Reproduce all the lines below exactly and omit the images.

DATA PROVIDED:
□ □ □ □ □

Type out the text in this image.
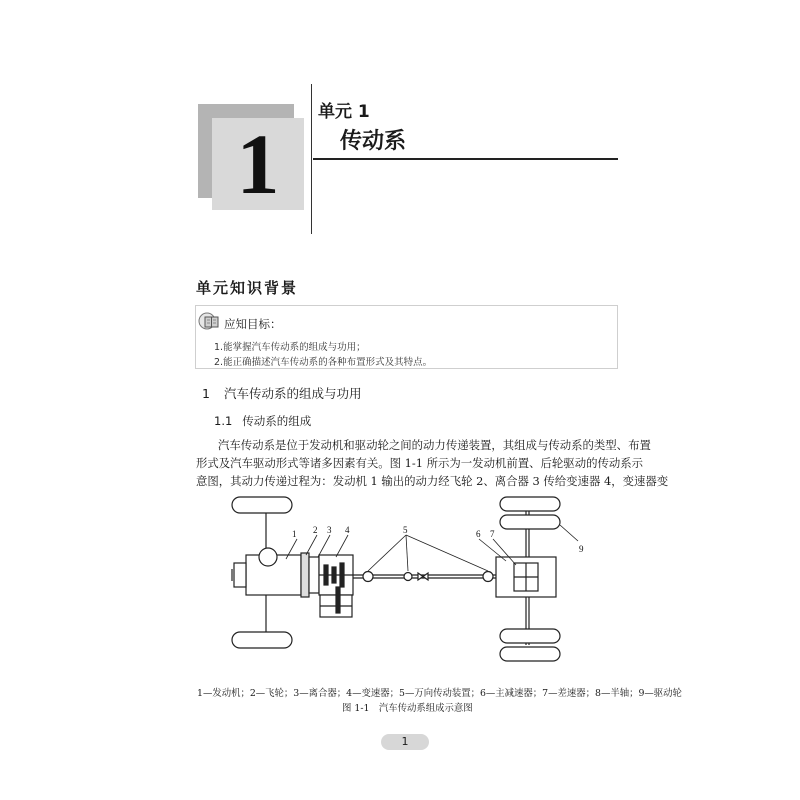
1
单元 1
传动系
单元知识背景
应知目标：
1.能掌握汽车传动系的组成与功用；
2.能正确描述汽车传动系的各种布置形式及其特点。
1 汽车传动系的组成与功用
1.1 传动系的组成
汽车传动系是位于发动机和驱动轮之间的动力传递装置，其组成与传动系的类型、布置
形式及汽车驱动形式等诸多因素有关。图 1-1 所示为一发动机前置、后轮驱动的传动系示
意图，其动力传递过程为：发动机 1 输出的动力经飞轮 2、离合器 3 传给变速器 4，变速器变
1 2 3 4	5	6 7
9
1—发动机；2—飞轮；3—离合器；4—变速器；5—万向传动装置；6—主减速器；7—差速器；8—半轴；9—驱动轮
图 1-1　汽车传动系组成示意图
1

□ □ □ □ □

FULL SOLUTION:
Type out the text in this image.
1
单元 1
传动系
单元知识背景
应知目标：
1.能掌握汽车传动系的组成与功用；
2.能正确描述汽车传动系的各种布置形式及其特点。
1 汽车传动系的组成与功用
1.1 传动系的组成
汽车传动系是位于发动机和驱动轮之间的动力传递装置，其组成与传动系的类型、布置
形式及汽车驱动形式等诸多因素有关。图 1-1 所示为一发动机前置、后轮驱动的传动系示
意图，其动力传递过程为：发动机 1 输出的动力经飞轮 2、离合器 3 传给变速器 4，变速器变
1 2 3 4	5	6 7
9
1—发动机；2—飞轮；3—离合器；4—变速器；5—万向传动装置；6—主减速器；7—差速器；8—半轴；9—驱动轮
图 1-1　汽车传动系组成示意图
1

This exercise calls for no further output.